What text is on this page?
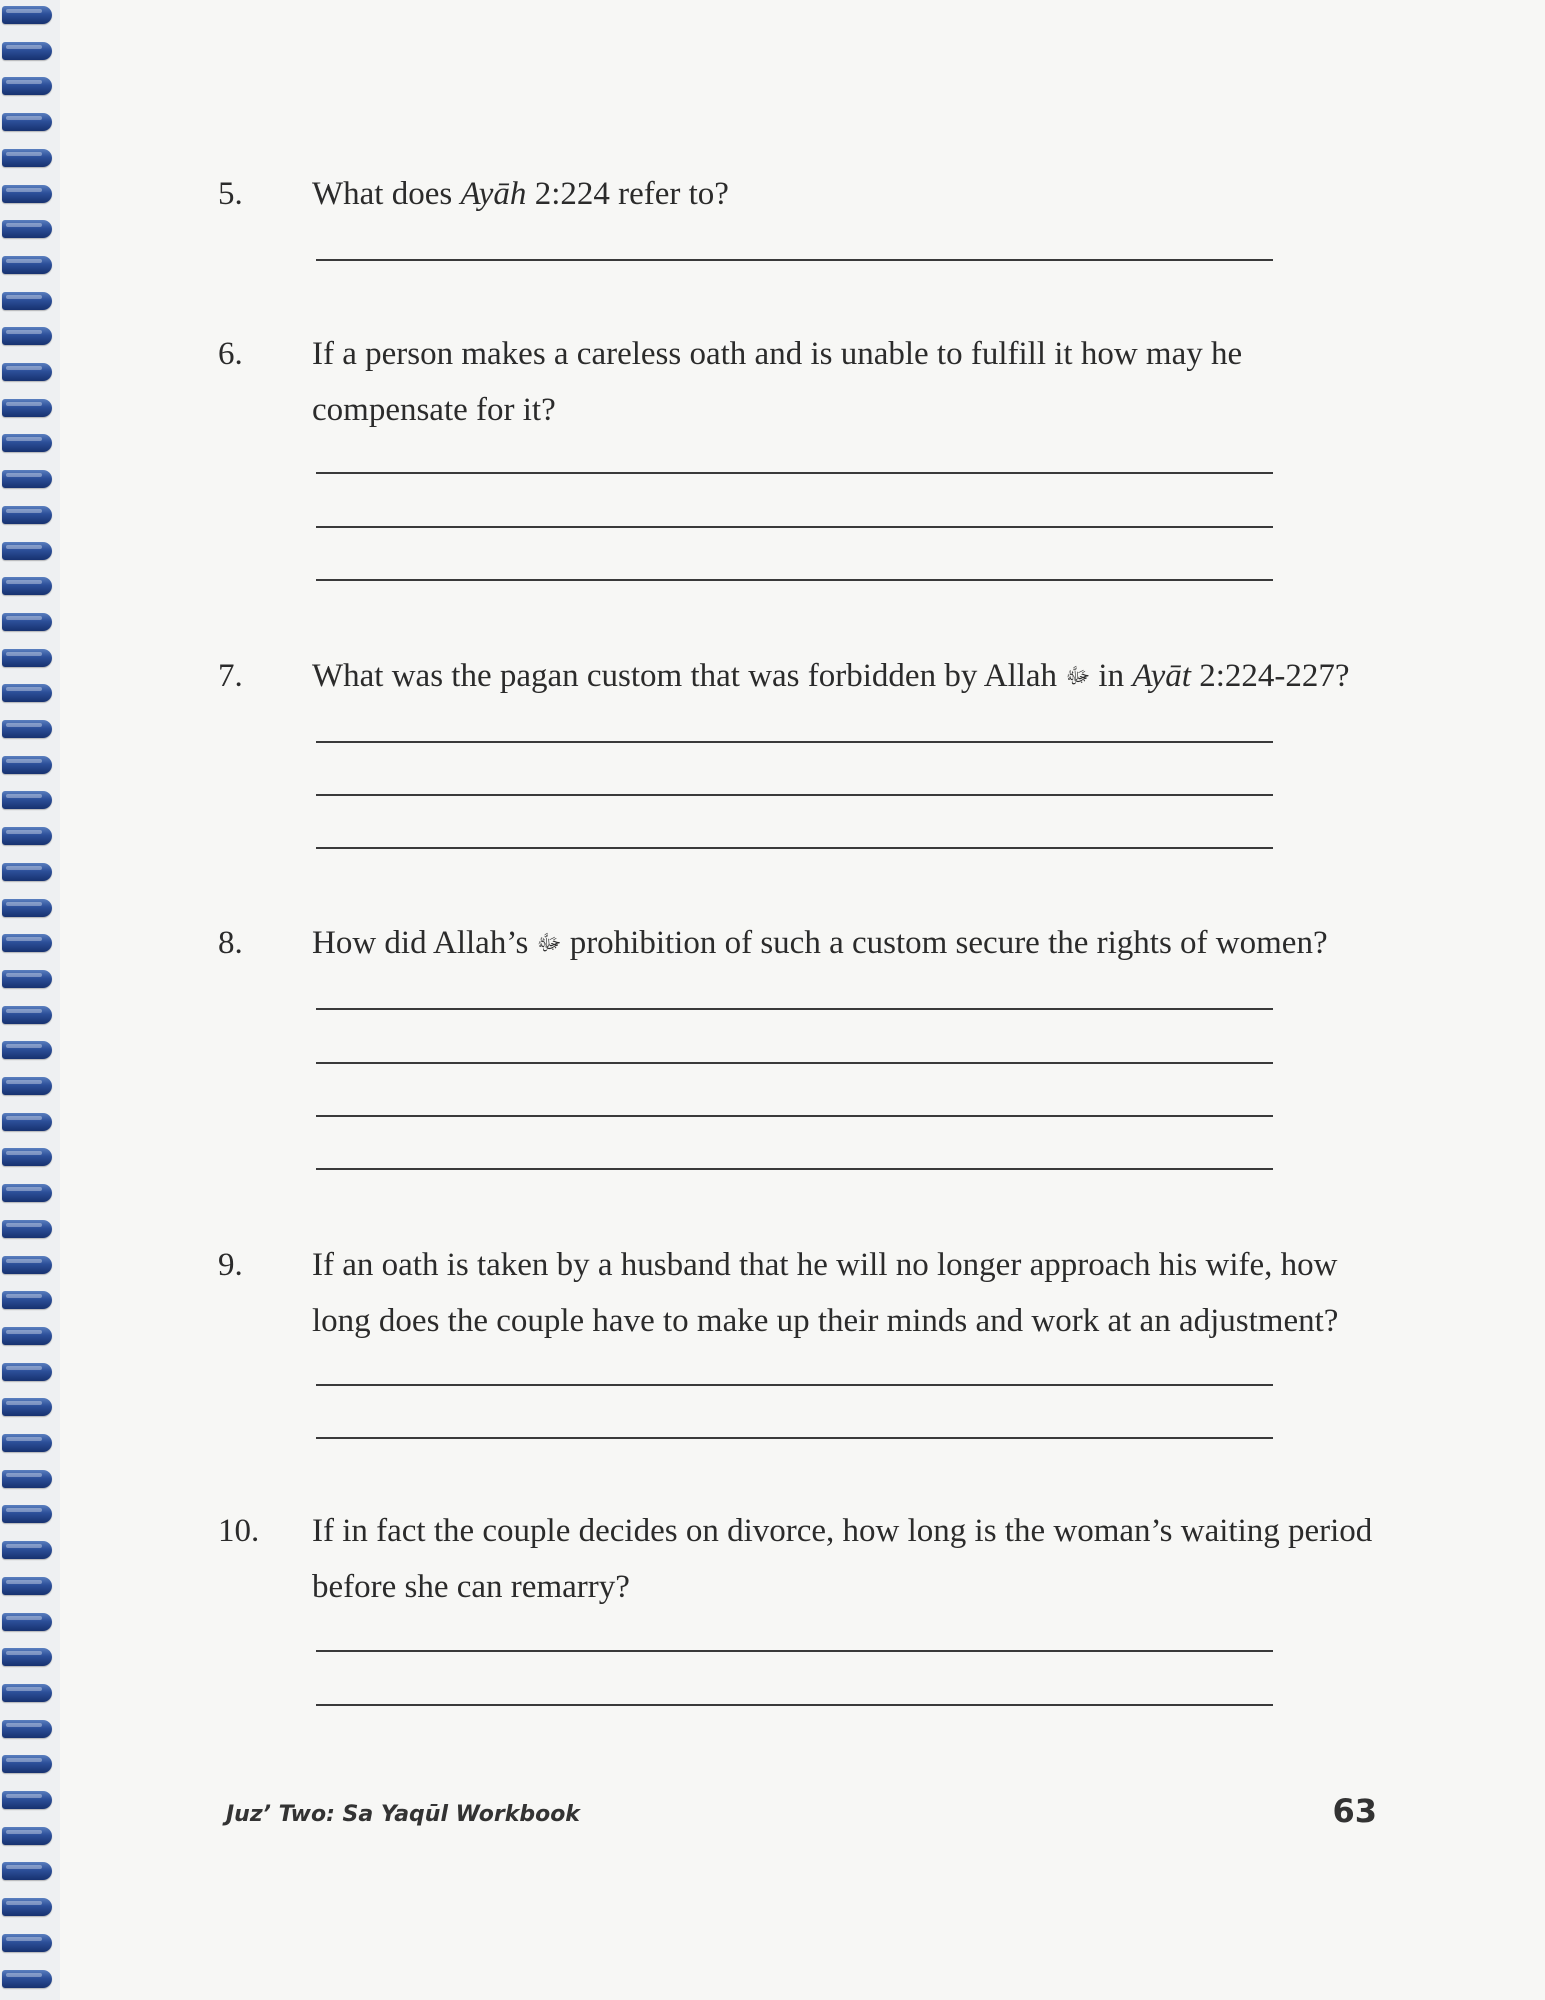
5. What does Ayāh 2:224 refer to?
6. If a person makes a careless oath and is unable to fulfill it how may he compensate for it?
7. What was the pagan custom that was forbidden by Allah ﷻ in Ayāt 2:224-227?
8. How did Allah’s ﷻ prohibition of such a custom secure the rights of women?
9. If an oath is taken by a husband that he will no longer approach his wife, how long does the couple have to make up their minds and work at an adjustment?
10. If in fact the couple decides on divorce, how long is the woman’s waiting period before she can remarry?
Juz’ Two: Sa Yaqūl Workbook	63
★ ★ ★
Copy the records above exactly. The pictures are not part of the copy.

What text is on this page?
5. What does Ayāh 2:224 refer to?
6. If a person makes a careless oath and is unable to fulfill it how may he compensate for it?
7. What was the pagan custom that was forbidden by Allah ﷻ in Ayāt 2:224-227?
8. How did Allah’s ﷻ prohibition of such a custom secure the rights of women?
9. If an oath is taken by a husband that he will no longer approach his wife, how long does the couple have to make up their minds and work at an adjustment?
10. If in fact the couple decides on divorce, how long is the woman’s waiting period before she can remarry?
Juz’ Two: Sa Yaqūl Workbook	63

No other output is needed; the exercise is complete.